▶ _Set exercise_: Pick out all lines of the entries that include the word "individual" and copy them.

────────────────────────────────────────

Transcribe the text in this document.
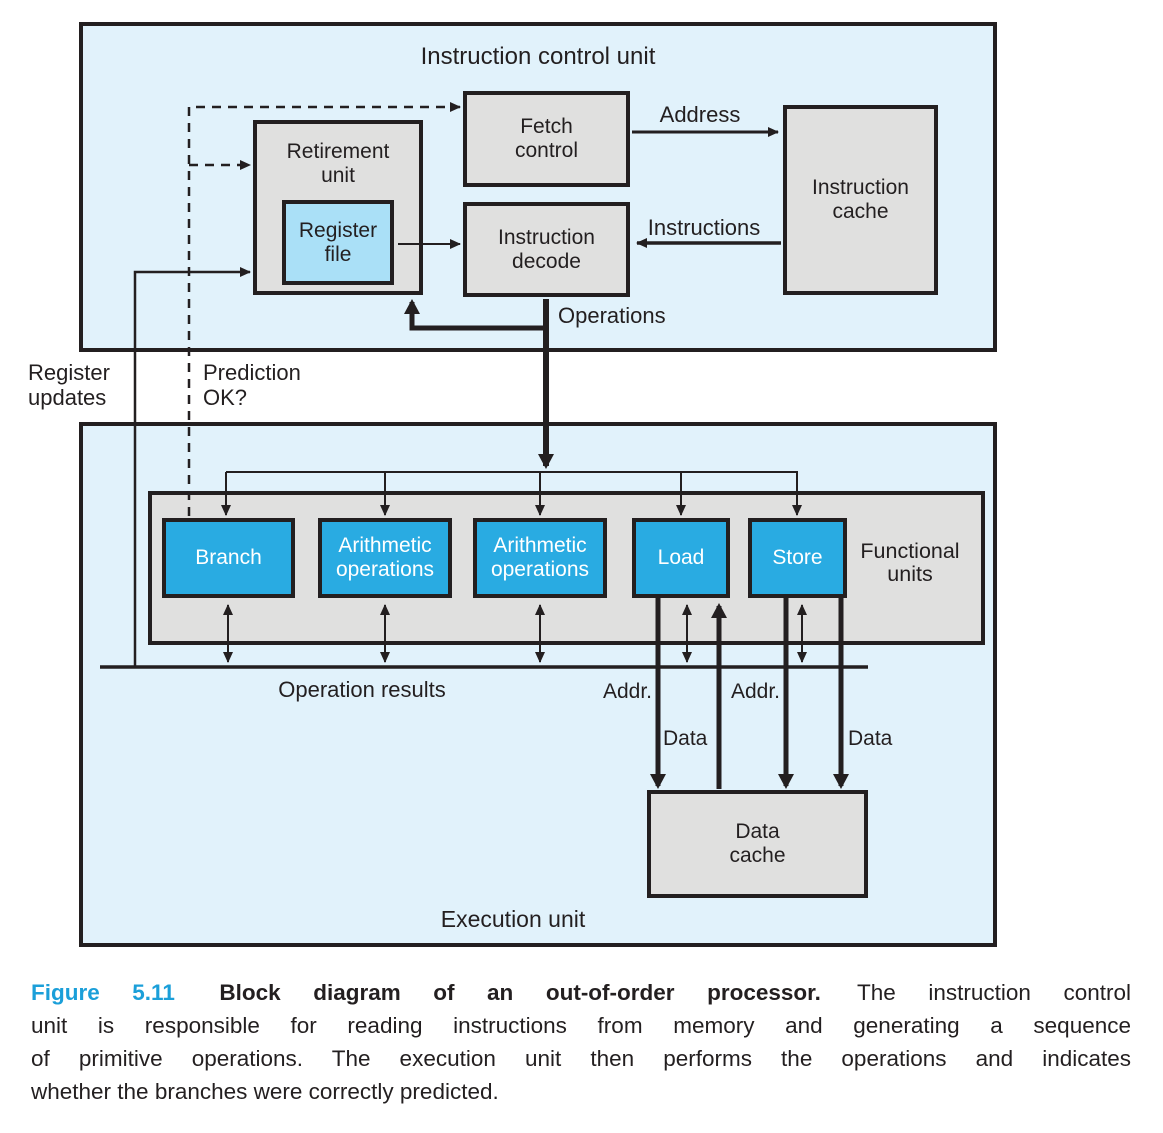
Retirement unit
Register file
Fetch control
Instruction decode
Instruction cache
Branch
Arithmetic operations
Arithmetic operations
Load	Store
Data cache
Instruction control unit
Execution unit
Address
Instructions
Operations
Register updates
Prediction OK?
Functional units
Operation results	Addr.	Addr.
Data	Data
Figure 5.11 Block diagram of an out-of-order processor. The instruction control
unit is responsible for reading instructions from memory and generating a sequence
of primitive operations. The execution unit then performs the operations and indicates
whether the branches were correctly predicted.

────────────────────────────────────────

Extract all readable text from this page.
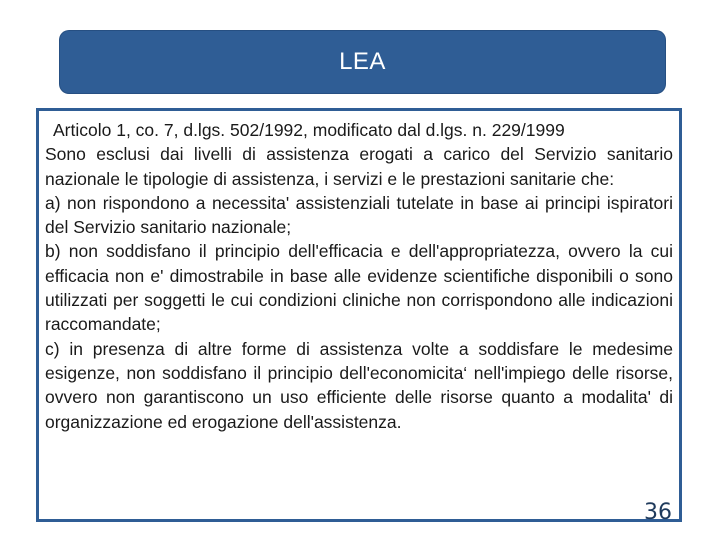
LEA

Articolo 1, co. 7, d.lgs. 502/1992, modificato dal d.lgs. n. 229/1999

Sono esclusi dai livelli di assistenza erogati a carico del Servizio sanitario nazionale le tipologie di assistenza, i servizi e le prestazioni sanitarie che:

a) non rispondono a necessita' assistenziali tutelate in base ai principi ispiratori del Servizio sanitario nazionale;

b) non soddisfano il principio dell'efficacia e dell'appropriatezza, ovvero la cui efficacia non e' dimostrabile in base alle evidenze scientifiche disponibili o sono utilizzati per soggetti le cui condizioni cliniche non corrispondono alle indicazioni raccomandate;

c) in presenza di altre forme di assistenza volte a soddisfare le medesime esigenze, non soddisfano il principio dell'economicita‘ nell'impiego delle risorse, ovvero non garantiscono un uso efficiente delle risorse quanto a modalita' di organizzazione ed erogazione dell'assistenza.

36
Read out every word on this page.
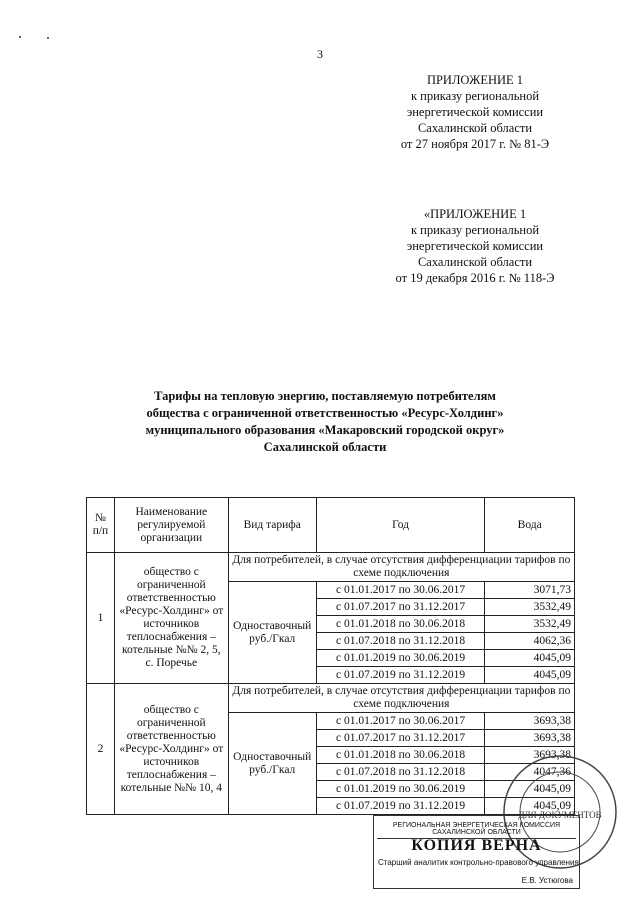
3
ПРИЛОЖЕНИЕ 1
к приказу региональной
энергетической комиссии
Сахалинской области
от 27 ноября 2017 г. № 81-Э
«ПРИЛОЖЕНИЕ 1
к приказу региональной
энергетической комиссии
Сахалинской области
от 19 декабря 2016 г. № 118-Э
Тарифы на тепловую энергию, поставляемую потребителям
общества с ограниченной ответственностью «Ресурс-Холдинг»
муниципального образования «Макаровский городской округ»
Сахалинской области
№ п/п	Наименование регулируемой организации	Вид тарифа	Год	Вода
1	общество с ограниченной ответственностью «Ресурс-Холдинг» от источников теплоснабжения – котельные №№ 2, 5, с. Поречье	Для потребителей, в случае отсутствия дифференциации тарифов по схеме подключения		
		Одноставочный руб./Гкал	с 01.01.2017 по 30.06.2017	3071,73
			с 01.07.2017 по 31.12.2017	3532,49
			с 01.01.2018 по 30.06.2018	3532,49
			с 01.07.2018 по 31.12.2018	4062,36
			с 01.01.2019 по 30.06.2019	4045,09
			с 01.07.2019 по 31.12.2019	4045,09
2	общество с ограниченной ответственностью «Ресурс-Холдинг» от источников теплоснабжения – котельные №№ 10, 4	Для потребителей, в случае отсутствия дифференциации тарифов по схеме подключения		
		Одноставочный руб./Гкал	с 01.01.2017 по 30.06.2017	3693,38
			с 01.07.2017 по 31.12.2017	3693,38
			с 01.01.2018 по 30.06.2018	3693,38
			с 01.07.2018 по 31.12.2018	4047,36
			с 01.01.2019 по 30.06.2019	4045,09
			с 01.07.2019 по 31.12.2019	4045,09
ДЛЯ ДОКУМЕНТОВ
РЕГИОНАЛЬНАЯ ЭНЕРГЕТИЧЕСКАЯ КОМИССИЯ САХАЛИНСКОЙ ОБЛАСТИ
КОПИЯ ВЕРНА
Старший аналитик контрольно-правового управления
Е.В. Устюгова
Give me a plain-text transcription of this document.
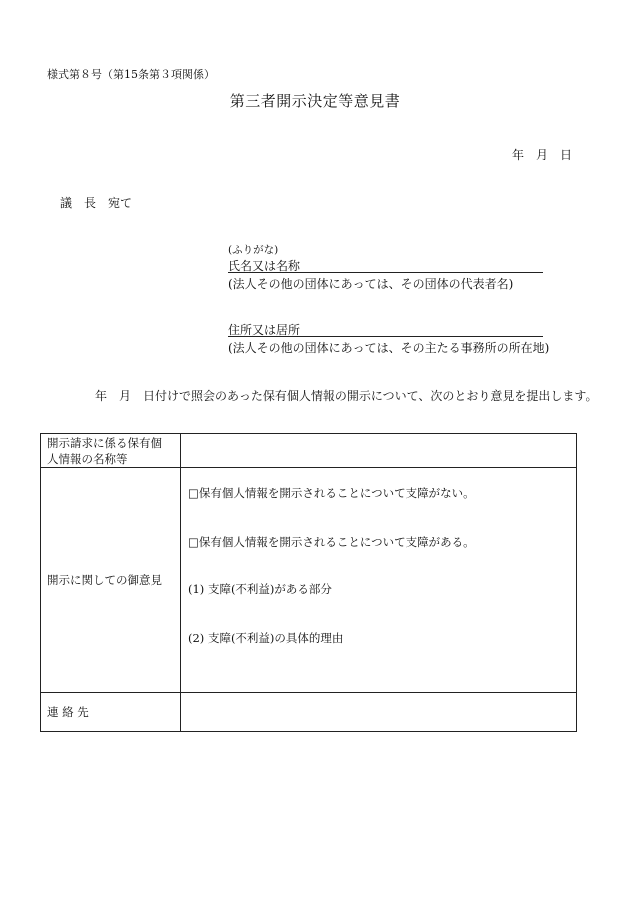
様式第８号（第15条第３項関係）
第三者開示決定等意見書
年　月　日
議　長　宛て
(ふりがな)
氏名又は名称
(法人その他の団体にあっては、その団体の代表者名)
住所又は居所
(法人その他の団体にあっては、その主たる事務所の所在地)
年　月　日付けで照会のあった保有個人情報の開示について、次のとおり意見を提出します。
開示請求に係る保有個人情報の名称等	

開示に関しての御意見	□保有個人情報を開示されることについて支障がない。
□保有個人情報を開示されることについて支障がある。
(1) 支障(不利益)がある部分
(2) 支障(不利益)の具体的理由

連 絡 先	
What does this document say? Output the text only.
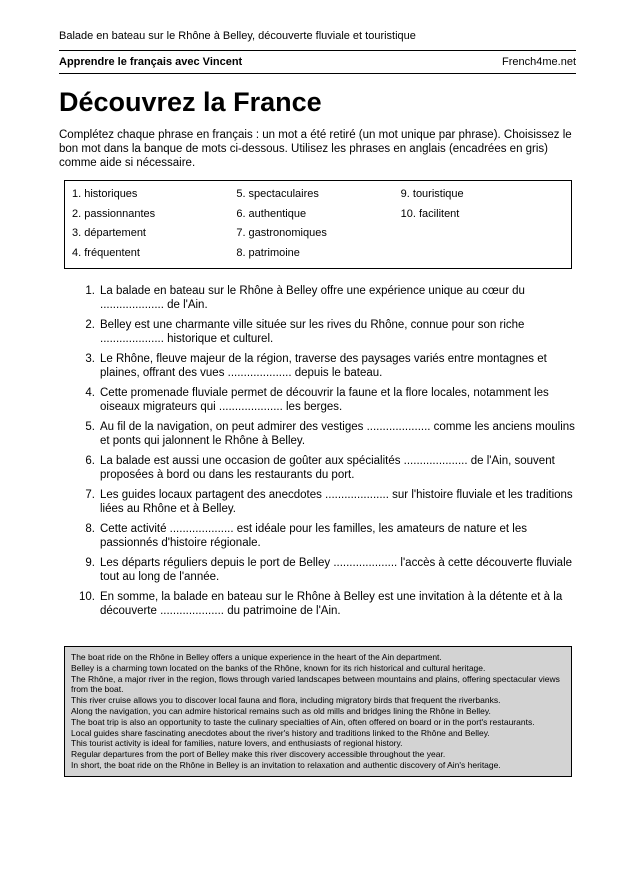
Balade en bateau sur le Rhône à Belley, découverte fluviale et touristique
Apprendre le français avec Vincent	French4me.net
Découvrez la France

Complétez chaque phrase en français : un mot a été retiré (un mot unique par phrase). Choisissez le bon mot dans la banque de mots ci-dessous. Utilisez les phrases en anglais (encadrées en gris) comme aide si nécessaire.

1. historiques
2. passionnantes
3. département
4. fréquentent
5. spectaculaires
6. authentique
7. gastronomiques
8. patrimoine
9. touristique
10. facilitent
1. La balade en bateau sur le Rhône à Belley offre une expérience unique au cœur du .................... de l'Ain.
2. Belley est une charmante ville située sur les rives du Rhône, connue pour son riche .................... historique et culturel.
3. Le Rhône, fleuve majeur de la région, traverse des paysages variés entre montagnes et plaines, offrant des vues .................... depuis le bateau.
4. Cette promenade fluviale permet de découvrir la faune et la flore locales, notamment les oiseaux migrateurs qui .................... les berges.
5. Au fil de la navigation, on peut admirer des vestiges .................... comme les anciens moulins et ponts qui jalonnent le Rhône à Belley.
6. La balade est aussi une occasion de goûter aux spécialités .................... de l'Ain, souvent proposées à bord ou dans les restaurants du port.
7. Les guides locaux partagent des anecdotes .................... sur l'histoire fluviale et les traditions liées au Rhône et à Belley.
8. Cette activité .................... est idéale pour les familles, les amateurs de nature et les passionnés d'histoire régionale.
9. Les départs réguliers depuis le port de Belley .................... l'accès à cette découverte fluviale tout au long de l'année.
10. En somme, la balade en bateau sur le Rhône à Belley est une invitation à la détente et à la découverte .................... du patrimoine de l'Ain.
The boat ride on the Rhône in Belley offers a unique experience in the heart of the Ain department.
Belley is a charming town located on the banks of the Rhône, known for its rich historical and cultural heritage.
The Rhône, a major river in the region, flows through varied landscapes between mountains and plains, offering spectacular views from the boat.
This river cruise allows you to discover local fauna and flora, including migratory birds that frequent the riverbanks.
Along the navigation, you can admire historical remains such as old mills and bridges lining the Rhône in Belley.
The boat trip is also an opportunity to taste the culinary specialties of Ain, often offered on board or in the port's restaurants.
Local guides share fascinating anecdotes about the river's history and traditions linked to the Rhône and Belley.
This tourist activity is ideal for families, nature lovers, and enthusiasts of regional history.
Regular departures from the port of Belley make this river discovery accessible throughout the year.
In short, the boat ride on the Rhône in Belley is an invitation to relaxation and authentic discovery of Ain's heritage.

────────────────────────────────────────

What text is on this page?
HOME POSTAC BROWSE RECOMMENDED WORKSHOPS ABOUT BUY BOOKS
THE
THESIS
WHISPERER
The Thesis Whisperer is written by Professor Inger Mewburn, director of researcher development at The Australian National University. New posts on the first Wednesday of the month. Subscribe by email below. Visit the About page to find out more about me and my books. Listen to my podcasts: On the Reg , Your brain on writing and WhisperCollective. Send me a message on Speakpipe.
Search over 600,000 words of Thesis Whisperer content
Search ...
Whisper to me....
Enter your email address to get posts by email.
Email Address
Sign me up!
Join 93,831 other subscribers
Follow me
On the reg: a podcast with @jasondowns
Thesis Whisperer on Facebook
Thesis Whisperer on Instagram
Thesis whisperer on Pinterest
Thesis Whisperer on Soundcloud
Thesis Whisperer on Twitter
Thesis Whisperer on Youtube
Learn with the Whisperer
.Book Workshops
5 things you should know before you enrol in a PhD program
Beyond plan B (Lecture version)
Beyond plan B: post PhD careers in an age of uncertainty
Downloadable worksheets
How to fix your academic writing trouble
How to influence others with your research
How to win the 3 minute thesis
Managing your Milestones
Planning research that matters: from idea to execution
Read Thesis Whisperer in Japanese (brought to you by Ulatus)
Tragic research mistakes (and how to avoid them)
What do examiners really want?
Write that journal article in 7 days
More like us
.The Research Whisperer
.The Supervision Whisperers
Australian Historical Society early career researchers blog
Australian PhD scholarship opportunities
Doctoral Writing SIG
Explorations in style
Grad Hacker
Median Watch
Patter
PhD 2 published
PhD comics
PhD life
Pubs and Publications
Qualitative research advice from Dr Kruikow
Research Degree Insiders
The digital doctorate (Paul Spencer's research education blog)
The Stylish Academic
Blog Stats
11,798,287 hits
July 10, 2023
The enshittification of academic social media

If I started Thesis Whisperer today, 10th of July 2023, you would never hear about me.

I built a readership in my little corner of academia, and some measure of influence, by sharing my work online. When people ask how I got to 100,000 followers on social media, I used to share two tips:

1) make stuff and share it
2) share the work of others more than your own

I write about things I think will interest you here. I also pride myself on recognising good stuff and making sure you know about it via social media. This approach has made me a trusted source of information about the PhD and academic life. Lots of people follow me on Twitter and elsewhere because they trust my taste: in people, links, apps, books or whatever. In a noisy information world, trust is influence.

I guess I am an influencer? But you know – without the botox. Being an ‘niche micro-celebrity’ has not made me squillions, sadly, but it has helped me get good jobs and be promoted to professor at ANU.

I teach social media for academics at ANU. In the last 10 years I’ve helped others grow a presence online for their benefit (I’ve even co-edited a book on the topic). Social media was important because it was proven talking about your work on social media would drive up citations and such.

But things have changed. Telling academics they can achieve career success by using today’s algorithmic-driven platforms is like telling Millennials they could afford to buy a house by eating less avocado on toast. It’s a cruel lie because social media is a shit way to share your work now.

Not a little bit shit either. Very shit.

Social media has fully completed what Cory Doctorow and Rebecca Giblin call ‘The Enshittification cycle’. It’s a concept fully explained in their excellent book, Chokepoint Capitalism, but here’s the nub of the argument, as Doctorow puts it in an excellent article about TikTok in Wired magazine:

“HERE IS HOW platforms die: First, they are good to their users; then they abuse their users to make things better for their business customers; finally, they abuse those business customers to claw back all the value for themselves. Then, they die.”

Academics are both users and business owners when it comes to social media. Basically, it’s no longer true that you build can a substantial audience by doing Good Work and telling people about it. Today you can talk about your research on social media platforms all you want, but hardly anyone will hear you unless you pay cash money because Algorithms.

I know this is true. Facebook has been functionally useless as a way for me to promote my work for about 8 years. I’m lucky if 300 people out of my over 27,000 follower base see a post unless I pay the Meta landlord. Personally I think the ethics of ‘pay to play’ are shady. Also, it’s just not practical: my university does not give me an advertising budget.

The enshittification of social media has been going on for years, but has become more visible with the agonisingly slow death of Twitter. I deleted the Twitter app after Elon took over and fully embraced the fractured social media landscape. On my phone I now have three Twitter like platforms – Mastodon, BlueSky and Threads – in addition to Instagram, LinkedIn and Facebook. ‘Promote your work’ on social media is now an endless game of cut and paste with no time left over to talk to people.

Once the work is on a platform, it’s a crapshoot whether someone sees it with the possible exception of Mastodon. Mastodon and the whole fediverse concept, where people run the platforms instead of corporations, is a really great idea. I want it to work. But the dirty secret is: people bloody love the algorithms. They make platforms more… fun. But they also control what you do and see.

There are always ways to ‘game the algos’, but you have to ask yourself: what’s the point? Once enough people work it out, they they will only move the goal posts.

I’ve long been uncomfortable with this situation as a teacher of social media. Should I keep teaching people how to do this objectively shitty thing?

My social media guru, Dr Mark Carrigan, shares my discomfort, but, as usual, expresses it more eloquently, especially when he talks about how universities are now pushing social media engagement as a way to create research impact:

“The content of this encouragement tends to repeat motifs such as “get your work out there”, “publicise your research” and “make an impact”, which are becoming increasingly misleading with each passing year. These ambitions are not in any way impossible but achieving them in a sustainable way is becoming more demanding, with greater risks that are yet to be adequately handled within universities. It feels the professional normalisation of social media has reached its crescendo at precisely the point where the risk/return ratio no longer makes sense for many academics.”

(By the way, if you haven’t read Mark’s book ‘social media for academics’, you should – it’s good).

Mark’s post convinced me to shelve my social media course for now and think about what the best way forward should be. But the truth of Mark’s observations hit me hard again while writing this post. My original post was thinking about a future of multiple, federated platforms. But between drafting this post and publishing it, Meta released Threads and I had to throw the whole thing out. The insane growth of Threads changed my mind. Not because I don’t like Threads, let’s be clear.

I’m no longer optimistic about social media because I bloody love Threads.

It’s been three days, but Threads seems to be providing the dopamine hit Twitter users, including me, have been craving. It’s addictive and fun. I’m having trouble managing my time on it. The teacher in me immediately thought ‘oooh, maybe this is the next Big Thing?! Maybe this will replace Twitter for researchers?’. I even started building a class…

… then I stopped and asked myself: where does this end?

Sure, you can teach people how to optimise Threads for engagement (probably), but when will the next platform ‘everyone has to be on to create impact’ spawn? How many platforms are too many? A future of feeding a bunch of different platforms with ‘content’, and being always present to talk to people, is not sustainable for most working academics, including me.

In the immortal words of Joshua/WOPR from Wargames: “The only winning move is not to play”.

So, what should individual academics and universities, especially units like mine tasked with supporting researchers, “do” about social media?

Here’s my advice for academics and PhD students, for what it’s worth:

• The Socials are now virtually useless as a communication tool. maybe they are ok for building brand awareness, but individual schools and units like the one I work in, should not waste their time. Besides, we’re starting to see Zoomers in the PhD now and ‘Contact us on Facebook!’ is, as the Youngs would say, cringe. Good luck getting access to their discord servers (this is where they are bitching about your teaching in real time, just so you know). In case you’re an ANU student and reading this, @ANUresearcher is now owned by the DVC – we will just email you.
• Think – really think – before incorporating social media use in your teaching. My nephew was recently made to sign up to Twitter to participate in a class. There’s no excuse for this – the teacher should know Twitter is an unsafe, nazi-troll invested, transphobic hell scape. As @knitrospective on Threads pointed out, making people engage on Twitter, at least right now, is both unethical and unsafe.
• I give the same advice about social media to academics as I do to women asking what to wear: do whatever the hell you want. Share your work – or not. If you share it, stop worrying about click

────────────────────────────────────────

▶ _Answer in full_:
So, what should individual academics and universities, especially units like mine tasked with supporting researchers, “do” about social media?
• The Socials are now virtually useless as a communication tool. maybe they are ok for building brand awareness, but individual schools and units like the one I work in, should not waste their time. Besides, we’re starting to see Zoomers in the PhD now and ‘Contact us on Facebook!’ is, as the Youngs would say, cringe. Good luck getting access to their discord servers (this is where they are bitching about your teaching in real time, just so you know). In case you’re an ANU student and reading this, @ANUresearcher is now owned by the DVC – we will just email you.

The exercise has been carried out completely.